* **Your goal**
Collect all lines from the listing that include the string "προβατας".

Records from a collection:
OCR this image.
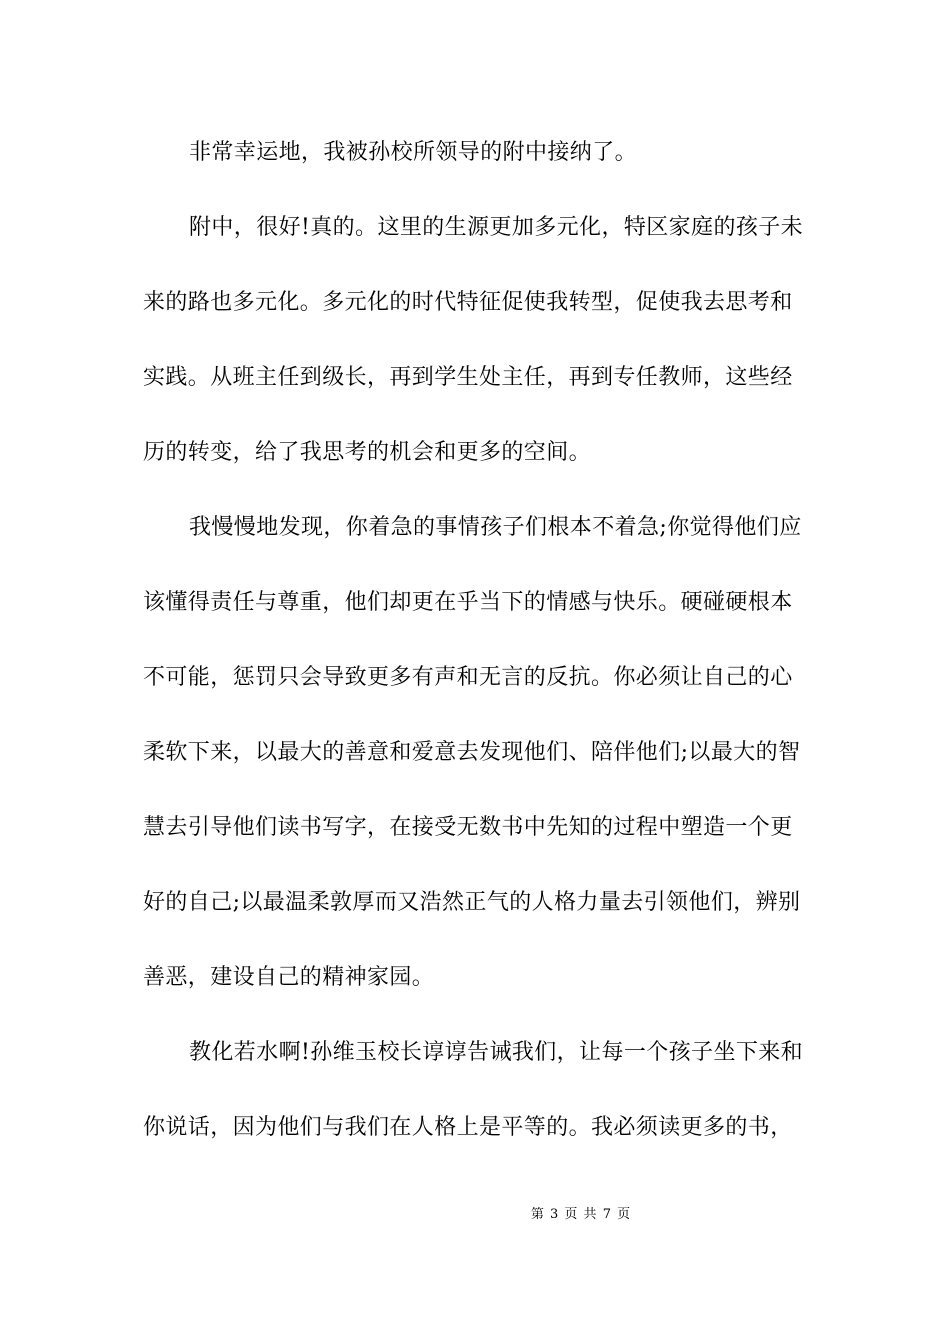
非常幸运地，我被孙校所领导的附中接纳了。
附中，很好!真的。这里的生源更加多元化，特区家庭的孩子未
来的路也多元化。多元化的时代特征促使我转型，促使我去思考和
实践。从班主任到级长，再到学生处主任，再到专任教师，这些经
历的转变，给了我思考的机会和更多的空间。
我慢慢地发现，你着急的事情孩子们根本不着急;你觉得他们应
该懂得责任与尊重，他们却更在乎当下的情感与快乐。硬碰硬根本
不可能，惩罚只会导致更多有声和无言的反抗。你必须让自己的心
柔软下来，以最大的善意和爱意去发现他们、陪伴他们;以最大的智
慧去引导他们读书写字，在接受无数书中先知的过程中塑造一个更
好的自己;以最温柔敦厚而又浩然正气的人格力量去引领他们，辨别
善恶，建设自己的精神家园。
教化若水啊!孙维玉校长谆谆告诫我们，让每一个孩子坐下来和
你说话，因为他们与我们在人格上是平等的。我必须读更多的书，
第 3 页 共 7 页
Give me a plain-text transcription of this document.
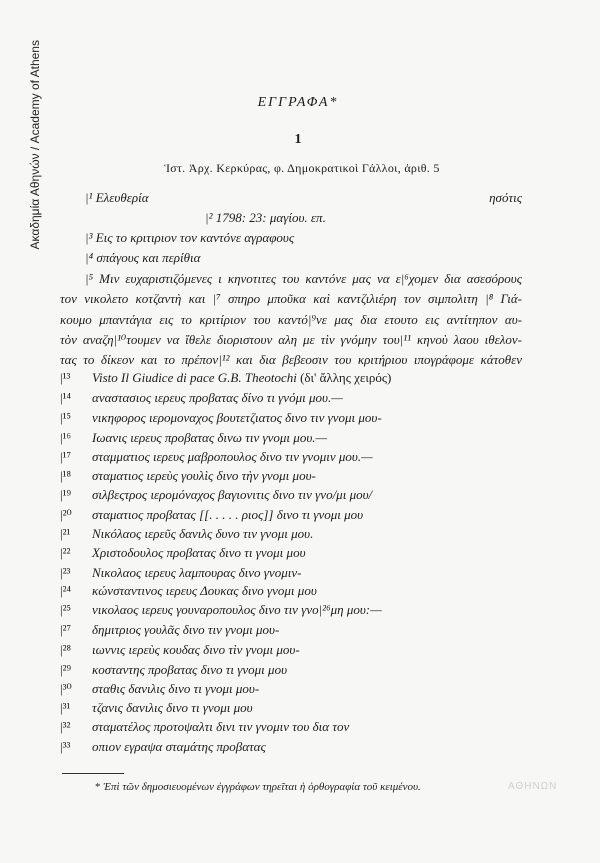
Ακαδημία Αθηνών / Academy of Athens	ΕΓΓΡΑΦΑ*
1
Ἱστ. Ἀρχ. Κερκύρας, φ. Δημοκρατικοὶ Γάλλοι, ἀριθ. 5
|¹ Ελευθερία	ησότις
|² 1798: 23: μαγίου. επ.
|³ Εις το κριτιριον τον καντόνε αγραφους
|⁴ σπάγους και περίθια
|⁵ Μιν ευχαριστιζόμενες ι κηνοτιτες του καντόνε μας να ε|⁶χομεν δια ασεσόρους
τον νικολετο κοτζαντὴ και |⁷ σπηρο μποῦκα καὶ καντζιλιέρη τον σιμπολιτη |⁸ Γιά-
κουμο μπαντάγια εις το κριτίριον του καντό|⁹νε μας δια ετουτο εις αντίτηπον αυ-
τὸν αναζη|¹⁰τουμεν να ἴθελε διοριστουν αλη με τὶν γνόμην του|¹¹ κηνοὺ λαου ιθελον-
τας το δίκεον και το πρέπον|¹² και δια βεβεοσιν του κριτήριου ιπογράφομε κάτοθεν
|¹³ Visto Il Giudice di pace G.B. Theotochi (δι' ἄλλης χειρός)
|¹⁴ αναστασιος ιερευς προβατας δίνο τι γνόμι μου.—
|¹⁵ νικηφορος ιερομοναχος βουτετζιατος δινο τιν γνομι μου-
|¹⁶ Ιωανις ιερευς προβατας δινω τιν γνομι μου.—
|¹⁷ σταμματιος ιερευς μαβροπουλος δινο τιν γνομιν μου.—
|¹⁸ σταματιος ιερεὺς γουλὶς δινο τὴν γνομι μου-
|¹⁹ σιλβεςτρος ιερομόναχος βαγιονιτις δινο τιν γνο/μι μου/
|²⁰ σταματιος προβατας [[. . . . . ριος]] δινο τι γνομι μου
|²¹ Νικόλαος ιερεῦς δανιλς δυνο τιν γνομι μου.
|²² Χριστοδουλος προβατας δινο τι γνομι μου
|²³ Νικολαος ιερευς λαμπουρας δινο γνομιν-
|²⁴ κώνσταντινος ιερευς Δουκας δινο γνομι μου
|²⁵ νικολαος ιερευς γουναροπουλος δινο τιν γνο|²⁶μη μου:—
|²⁷ δημιτριος γουλᾶς δινο τιν γνομι μου-
|²⁸ ιωννις ιερεὺς κουδας δινο τὶν γνομι μου-
|²⁹ κοσταντης προβατας δινο τι γνομι μου
|³⁰ σταθις δανιλις δινο τι γνομι μου-
|³¹ τζανις δανιλις δινο τι γνομι μου
|³² σταματέλος προτοψαλτι δινι τιν γνομιν του δια τον
|³³ οπιον εγραψα σταμάτης προβατας
* Ἐπὶ τῶν δημοσιευομένων ἐγγράφων τηρεῖται ἡ ὀρθογραφία τοῦ κειμένου.	ΑΘΗΝΩΝ
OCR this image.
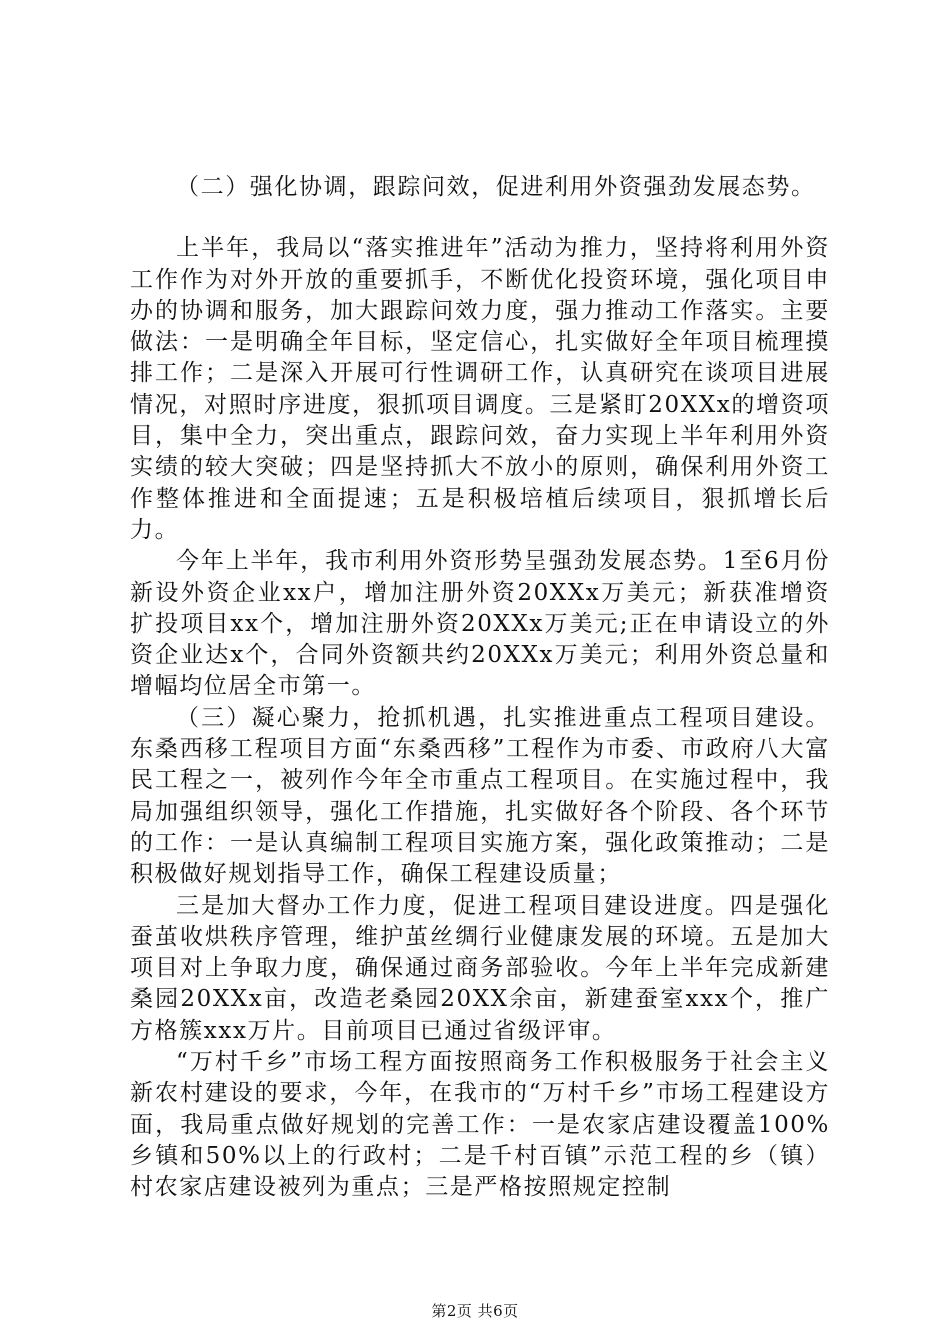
（二）强化协调，跟踪问效，促进利用外资强劲发展态势。

上半年，我局以“落实推进年”活动为推力，坚持将利用外资工作作为对外开放的重要抓手，不断优化投资环境，强化项目申办的协调和服务，加大跟踪问效力度，强力推动工作落实。主要做法：一是明确全年目标，坚定信心，扎实做好全年项目梳理摸排工作；二是深入开展可行性调研工作，认真研究在谈项目进展情况，对照时序进度，狠抓项目调度。三是紧盯20XXx的增资项目，集中全力，突出重点，跟踪问效，奋力实现上半年利用外资实绩的较大突破；四是坚持抓大不放小的原则，确保利用外资工作整体推进和全面提速；五是积极培植后续项目，狠抓增长后力。

今年上半年，我市利用外资形势呈强劲发展态势。1至6月份新设外资企业xx户，增加注册外资20XXx万美元；新获准增资扩投项目xx个，增加注册外资20XXx万美元;正在申请设立的外资企业达x个，合同外资额共约20XXx万美元；利用外资总量和增幅均位居全市第一。

（三）凝心聚力，抢抓机遇，扎实推进重点工程项目建设。东桑西移工程项目方面“东桑西移”工程作为市委、市政府八大富民工程之一，被列作今年全市重点工程项目。在实施过程中，我局加强组织领导，强化工作措施，扎实做好各个阶段、各个环节的工作：一是认真编制工程项目实施方案，强化政策推动；二是积极做好规划指导工作，确保工程建设质量；

三是加大督办工作力度，促进工程项目建设进度。四是强化蚕茧收烘秩序管理，维护茧丝绸行业健康发展的环境。五是加大项目对上争取力度，确保通过商务部验收。今年上半年完成新建桑园20XXx亩，改造老桑园20XX余亩，新建蚕室xxx个，推广方格簇xxx万片。目前项目已通过省级评审。

“万村千乡”市场工程方面按照商务工作积极服务于社会主义新农村建设的要求，今年，在我市的“万村千乡”市场工程建设方面，我局重点做好规划的完善工作：一是农家店建设覆盖100%乡镇和50%以上的行政村；二是千村百镇”示范工程的乡（镇）村农家店建设被列为重点；三是严格按照规定控制

第2页 共6页
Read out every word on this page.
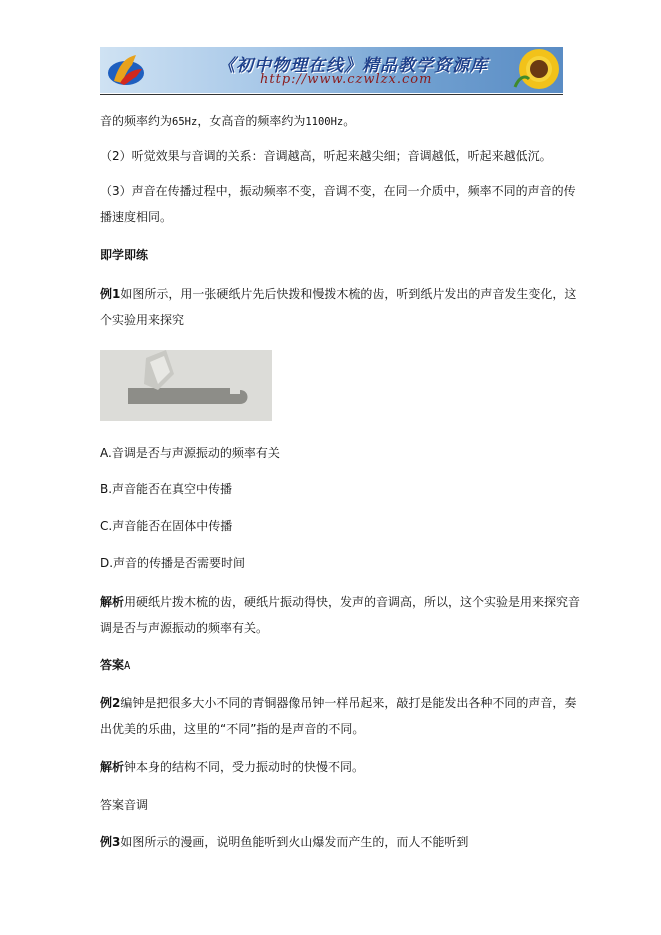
《初中物理在线》精品教学资源库
http://www.czwlzx.com
音的频率约为65Hz，女高音的频率约为1100Hz。
（2）听觉效果与音调的关系：音调越高，听起来越尖细；音调越低，听起来越低沉。
（3）声音在传播过程中，振动频率不变，音调不变，在同一介质中，频率不同的声音的传
播速度相同。
即学即练
例1如图所示，用一张硬纸片先后快拨和慢拨木梳的齿，听到纸片发出的声音发生变化，这
个实验用来探究
A.音调是否与声源振动的频率有关
B.声音能否在真空中传播
C.声音能否在固体中传播
D.声音的传播是否需要时间
解析用硬纸片拨木梳的齿，硬纸片振动得快，发声的音调高，所以，这个实验是用来探究音
调是否与声源振动的频率有关。
答案A
例2编钟是把很多大小不同的青铜器像吊钟一样吊起来，敲打是能发出各种不同的声音，奏
出优美的乐曲，这里的“不同”指的是声音的不同。
解析钟本身的结构不同，受力振动时的快慢不同。
答案音调
例3如图所示的漫画，说明鱼能听到火山爆发而产生的，而人不能听到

* **Correct result**
|¹⁴ αναστασιος ιερευς προβατας δίνο τι γνόμι μου.—
|¹⁶ Ιωανις ιερευς προβατας δινω τιν γνομι μου.—
|²⁰ σταματιος προβατας [[. . . . . ριος]] δινο τι γνομι μου
|²² Χριστοδουλος προβατας δινο τι γνομι μου
|²⁹ κοσταντης προβατας δινο τι γνομι μου
|³³ οπιον εγραψα σταμάτης προβατας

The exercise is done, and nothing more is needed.